## WRITTEN EXERCISE
Give the data a second time, exactly and in full.

--- Start DATA FOR PROCESSING ---

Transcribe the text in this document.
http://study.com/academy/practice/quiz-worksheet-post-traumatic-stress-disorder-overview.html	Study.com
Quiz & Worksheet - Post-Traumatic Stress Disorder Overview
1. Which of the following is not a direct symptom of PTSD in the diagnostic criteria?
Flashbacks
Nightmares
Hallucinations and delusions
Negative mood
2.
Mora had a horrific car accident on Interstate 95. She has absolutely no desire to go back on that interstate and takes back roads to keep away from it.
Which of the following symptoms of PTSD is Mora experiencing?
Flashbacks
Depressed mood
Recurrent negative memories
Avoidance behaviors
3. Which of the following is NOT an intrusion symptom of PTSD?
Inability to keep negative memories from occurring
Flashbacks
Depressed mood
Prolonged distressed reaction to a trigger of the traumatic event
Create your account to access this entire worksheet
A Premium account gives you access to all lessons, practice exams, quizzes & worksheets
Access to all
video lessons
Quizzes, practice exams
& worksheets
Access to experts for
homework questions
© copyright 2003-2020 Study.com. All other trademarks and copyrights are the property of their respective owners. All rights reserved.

--- End DATA FOR PROCESSING ---

## FULL ANSWER
Transcribe the text in this document.
http://study.com/academy/practice/quiz-worksheet-post-traumatic-stress-disorder-overview.html	Study.com
Quiz & Worksheet - Post-Traumatic Stress Disorder Overview
1. Which of the following is not a direct symptom of PTSD in the diagnostic criteria?
Flashbacks
Nightmares
Hallucinations and delusions
Negative mood
2.
Mora had a horrific car accident on Interstate 95. She has absolutely no desire to go back on that interstate and takes back roads to keep away from it.
Which of the following symptoms of PTSD is Mora experiencing?
Flashbacks
Depressed mood
Recurrent negative memories
Avoidance behaviors
3. Which of the following is NOT an intrusion symptom of PTSD?
Inability to keep negative memories from occurring
Flashbacks
Depressed mood
Prolonged distressed reaction to a trigger of the traumatic event
Create your account to access this entire worksheet
A Premium account gives you access to all lessons, practice exams, quizzes & worksheets
Access to all
video lessons
Quizzes, practice exams
& worksheets
Access to experts for
homework questions
© copyright 2003-2020 Study.com. All other trademarks and copyrights are the property of their respective owners. All rights reserved.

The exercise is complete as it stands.